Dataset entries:
------------------------------------
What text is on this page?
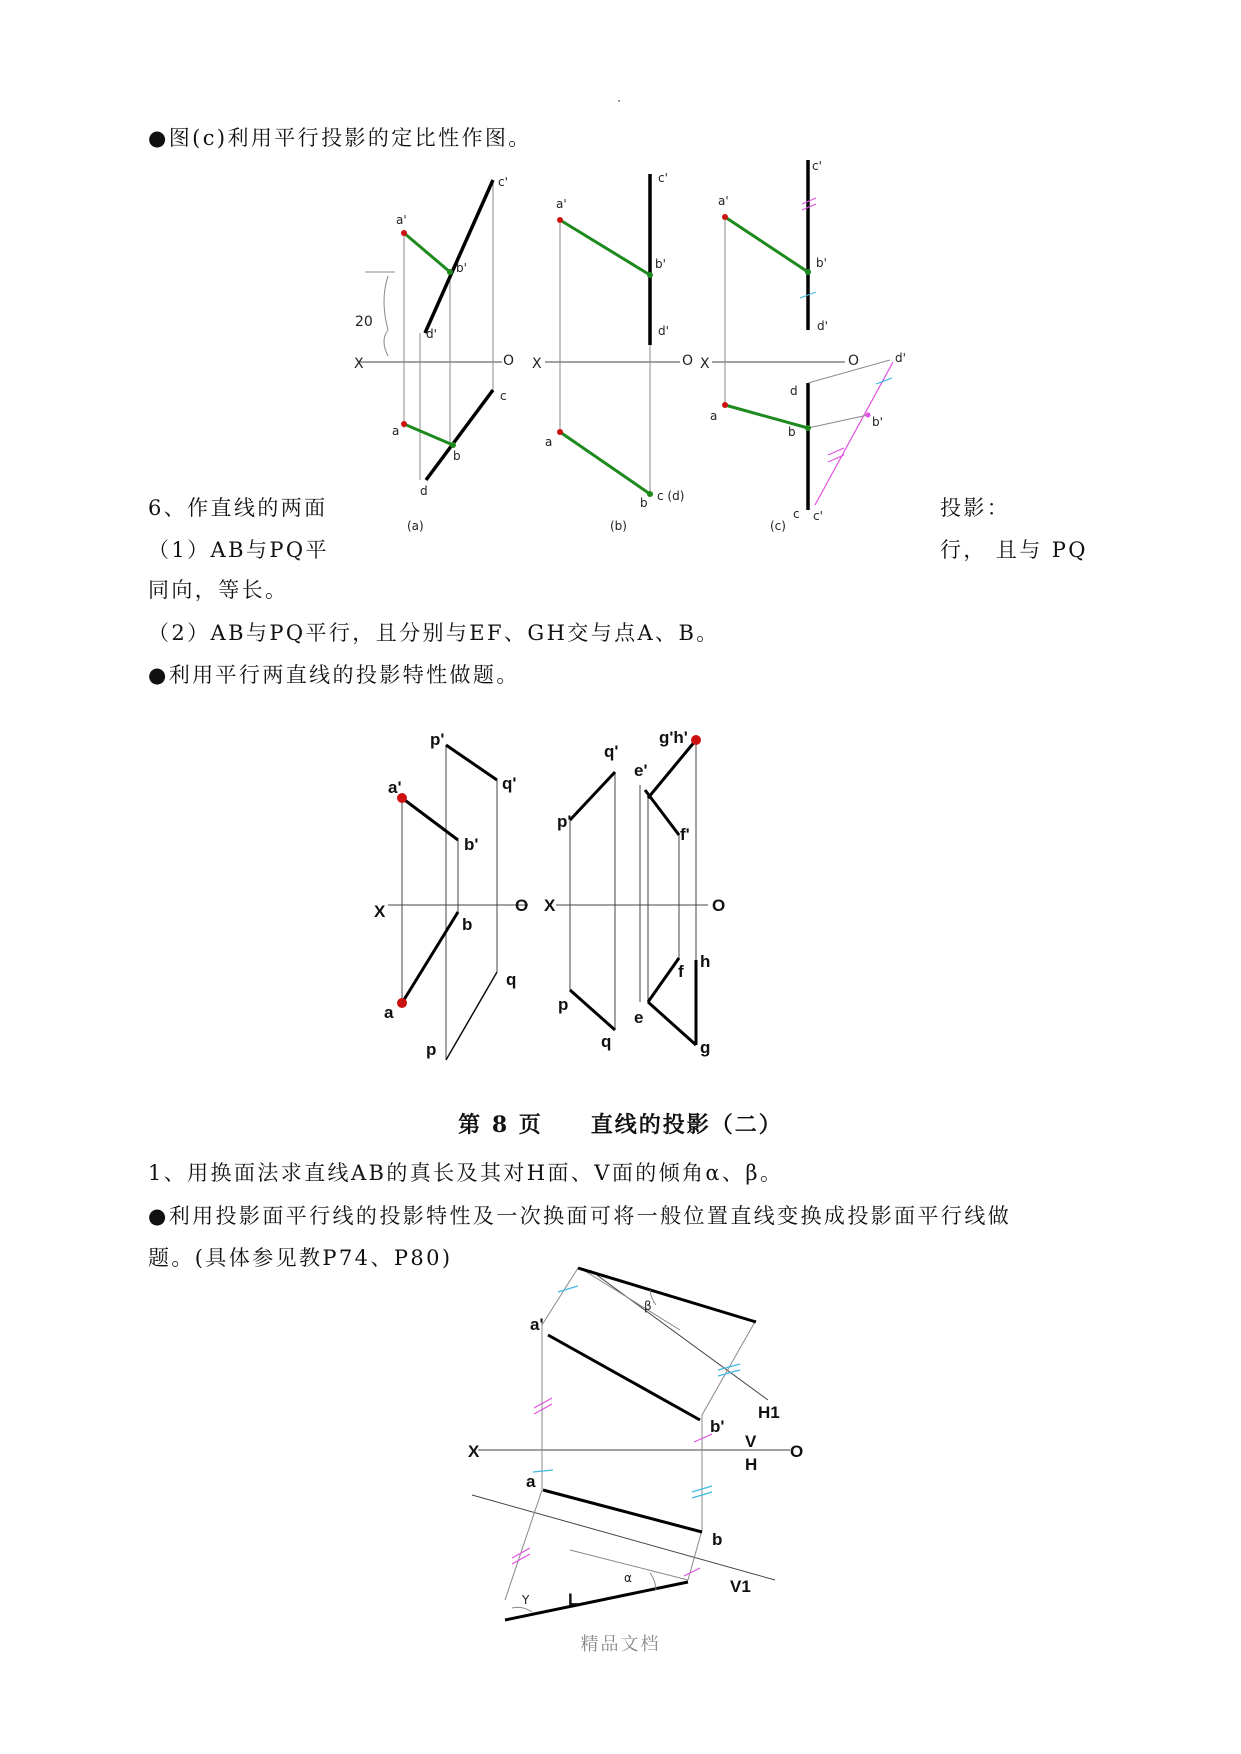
●图(c)利用平行投影的定比性作图。
6、作直线的两面	投影：
（1）AB与PQ平	行， 且与 PQ
同向，等长。
（2）AB与PQ平行，且分别与EF、GH交与点A、B。
●利用平行两直线的投影特性做题。
第 8 页　　直线的投影（二）
1、用换面法求直线AB的真长及其对H面、V面的倾角α、β。
●利用投影面平行线的投影特性及一次换面可将一般位置直线变换成投影面平行线做
题。(具体参见教P74、P80)
精品文档
20
X	O
a'
b'
c'
d'
a
b
c
d
(a)
X	O
a'
b'
c'
d'
a
b c (d)
(b)
X	O
a'
b'
c'
d'
d'
d
a
b
b'
c c'
(c)
p'
q'
a'
b'
X	O
b
a
q
p
q'
p'
g'h'
e'
f'
X	O
f
h
p
e
q	g
β
a'
H1
b'
V
X	O
H
a
b
α	V1
Y L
------------------------------------
Leave out the pictures and reproduce the rest of the listing exactly.

What text is on this page?
●图(c)利用平行投影的定比性作图。
6、作直线的两面	投影：
（1）AB与PQ平	行， 且与 PQ
同向，等长。
（2）AB与PQ平行，且分别与EF、GH交与点A、B。
●利用平行两直线的投影特性做题。
第 8 页　　直线的投影（二）
1、用换面法求直线AB的真长及其对H面、V面的倾角α、β。
●利用投影面平行线的投影特性及一次换面可将一般位置直线变换成投影面平行线做
题。(具体参见教P74、P80)
精品文档
20
X	O
a'
b'
c'
d'
a
b
c
d
(a)
X	O
a'
b'
c'
d'
a
b c (d)
(b)
X	O
a'
b'
c'
d'
d'
d
a
b
b'
c c'
(c)
p'
q'
a'
b'
X	O
b
a
q
p
q'
p'
g'h'
e'
f'
X	O
f
h
p
e
q	g
β
a'
H1
b'
V
X	O
H
a
b
α	V1
Y L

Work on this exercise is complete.